[Your task]:
Write out the material again exactly, please, and omit the pictures.

[Extracted material]:
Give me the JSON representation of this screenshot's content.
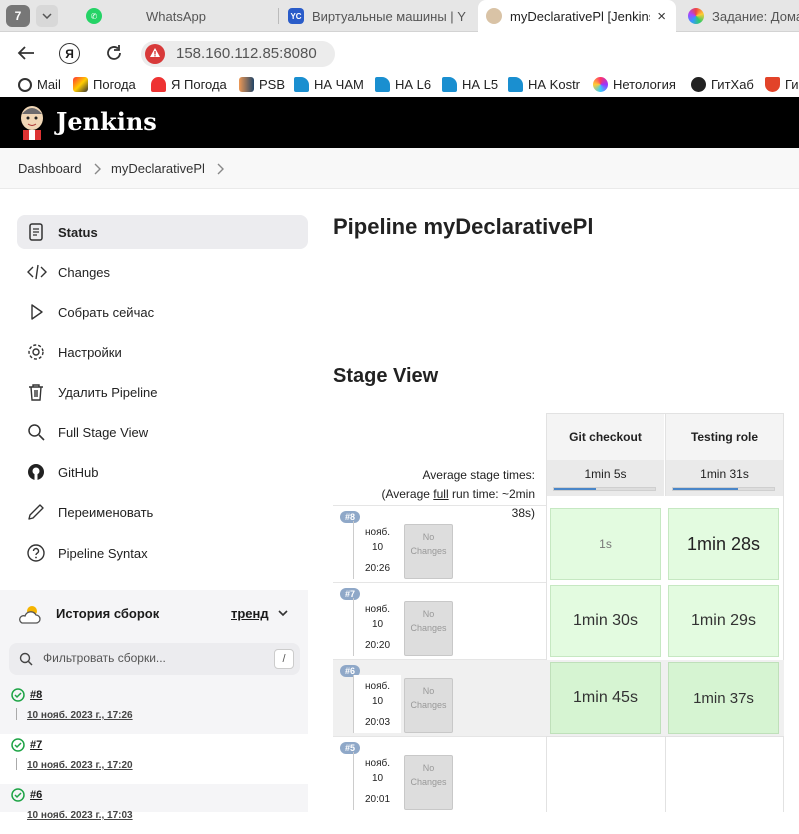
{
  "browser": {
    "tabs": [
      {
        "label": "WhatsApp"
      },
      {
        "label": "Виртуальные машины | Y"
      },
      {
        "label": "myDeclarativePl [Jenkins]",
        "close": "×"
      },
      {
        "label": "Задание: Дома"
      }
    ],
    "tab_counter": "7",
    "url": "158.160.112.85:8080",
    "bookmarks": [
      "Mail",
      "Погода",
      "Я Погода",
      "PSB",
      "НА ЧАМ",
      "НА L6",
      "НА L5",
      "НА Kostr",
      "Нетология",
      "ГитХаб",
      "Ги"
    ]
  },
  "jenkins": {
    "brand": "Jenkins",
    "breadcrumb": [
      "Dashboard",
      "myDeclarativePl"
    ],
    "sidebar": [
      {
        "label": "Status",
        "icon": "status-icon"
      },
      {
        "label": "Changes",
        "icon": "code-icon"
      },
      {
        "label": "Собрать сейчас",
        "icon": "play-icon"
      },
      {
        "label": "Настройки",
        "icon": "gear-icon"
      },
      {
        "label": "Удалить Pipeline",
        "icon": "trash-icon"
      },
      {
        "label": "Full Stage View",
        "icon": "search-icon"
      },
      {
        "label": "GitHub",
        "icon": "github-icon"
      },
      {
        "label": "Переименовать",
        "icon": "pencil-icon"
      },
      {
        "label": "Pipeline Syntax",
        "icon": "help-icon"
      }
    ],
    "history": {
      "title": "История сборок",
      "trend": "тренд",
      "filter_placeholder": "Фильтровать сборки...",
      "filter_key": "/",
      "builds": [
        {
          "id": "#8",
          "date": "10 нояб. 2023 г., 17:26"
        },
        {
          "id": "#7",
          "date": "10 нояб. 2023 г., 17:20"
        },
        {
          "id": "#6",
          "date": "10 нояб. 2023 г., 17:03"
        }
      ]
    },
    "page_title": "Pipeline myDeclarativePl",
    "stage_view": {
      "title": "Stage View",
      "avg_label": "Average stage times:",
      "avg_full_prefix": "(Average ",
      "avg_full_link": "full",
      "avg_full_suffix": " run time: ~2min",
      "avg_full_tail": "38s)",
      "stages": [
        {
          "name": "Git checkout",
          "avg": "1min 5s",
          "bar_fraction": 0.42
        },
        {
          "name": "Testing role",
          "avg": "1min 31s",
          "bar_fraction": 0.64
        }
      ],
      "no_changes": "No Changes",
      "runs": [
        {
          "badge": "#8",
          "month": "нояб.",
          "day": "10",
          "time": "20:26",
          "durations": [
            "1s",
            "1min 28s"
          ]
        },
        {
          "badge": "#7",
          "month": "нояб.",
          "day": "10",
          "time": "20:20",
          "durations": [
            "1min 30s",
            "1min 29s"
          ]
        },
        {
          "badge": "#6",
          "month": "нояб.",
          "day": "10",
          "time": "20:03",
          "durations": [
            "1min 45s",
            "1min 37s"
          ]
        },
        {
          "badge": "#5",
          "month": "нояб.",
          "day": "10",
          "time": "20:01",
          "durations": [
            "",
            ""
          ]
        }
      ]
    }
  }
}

[Answer below]:
Give me the JSON representation of this screenshot's content.
{
  "browser": {
    "tabs": [
      {
        "label": "WhatsApp"
      },
      {
        "label": "Виртуальные машины | Y"
      },
      {
        "label": "myDeclarativePl [Jenkins]",
        "close": "×"
      },
      {
        "label": "Задание: Дома"
      }
    ],
    "tab_counter": "7",
    "url": "158.160.112.85:8080",
    "bookmarks": [
      "Mail",
      "Погода",
      "Я Погода",
      "PSB",
      "НА ЧАМ",
      "НА L6",
      "НА L5",
      "НА Kostr",
      "Нетология",
      "ГитХаб",
      "Ги"
    ]
  },
  "jenkins": {
    "brand": "Jenkins",
    "breadcrumb": [
      "Dashboard",
      "myDeclarativePl"
    ],
    "sidebar": [
      {
        "label": "Status",
        "icon": "status-icon"
      },
      {
        "label": "Changes",
        "icon": "code-icon"
      },
      {
        "label": "Собрать сейчас",
        "icon": "play-icon"
      },
      {
        "label": "Настройки",
        "icon": "gear-icon"
      },
      {
        "label": "Удалить Pipeline",
        "icon": "trash-icon"
      },
      {
        "label": "Full Stage View",
        "icon": "search-icon"
      },
      {
        "label": "GitHub",
        "icon": "github-icon"
      },
      {
        "label": "Переименовать",
        "icon": "pencil-icon"
      },
      {
        "label": "Pipeline Syntax",
        "icon": "help-icon"
      }
    ],
    "history": {
      "title": "История сборок",
      "trend": "тренд",
      "filter_placeholder": "Фильтровать сборки...",
      "filter_key": "/",
      "builds": [
        {
          "id": "#8",
          "date": "10 нояб. 2023 г., 17:26"
        },
        {
          "id": "#7",
          "date": "10 нояб. 2023 г., 17:20"
        },
        {
          "id": "#6",
          "date": "10 нояб. 2023 г., 17:03"
        }
      ]
    },
    "page_title": "Pipeline myDeclarativePl",
    "stage_view": {
      "title": "Stage View",
      "avg_label": "Average stage times:",
      "avg_full_prefix": "(Average ",
      "avg_full_link": "full",
      "avg_full_suffix": " run time: ~2min",
      "avg_full_tail": "38s)",
      "stages": [
        {
          "name": "Git checkout",
          "avg": "1min 5s",
          "bar_fraction": 0.42
        },
        {
          "name": "Testing role",
          "avg": "1min 31s",
          "bar_fraction": 0.64
        }
      ],
      "no_changes": "No Changes",
      "runs": [
        {
          "badge": "#8",
          "month": "нояб.",
          "day": "10",
          "time": "20:26",
          "durations": [
            "1s",
            "1min 28s"
          ]
        },
        {
          "badge": "#7",
          "month": "нояб.",
          "day": "10",
          "time": "20:20",
          "durations": [
            "1min 30s",
            "1min 29s"
          ]
        },
        {
          "badge": "#6",
          "month": "нояб.",
          "day": "10",
          "time": "20:03",
          "durations": [
            "1min 45s",
            "1min 37s"
          ]
        },
        {
          "badge": "#5",
          "month": "нояб.",
          "day": "10",
          "time": "20:01",
          "durations": [
            "",
            ""
          ]
        }
      ]
    }
  }
}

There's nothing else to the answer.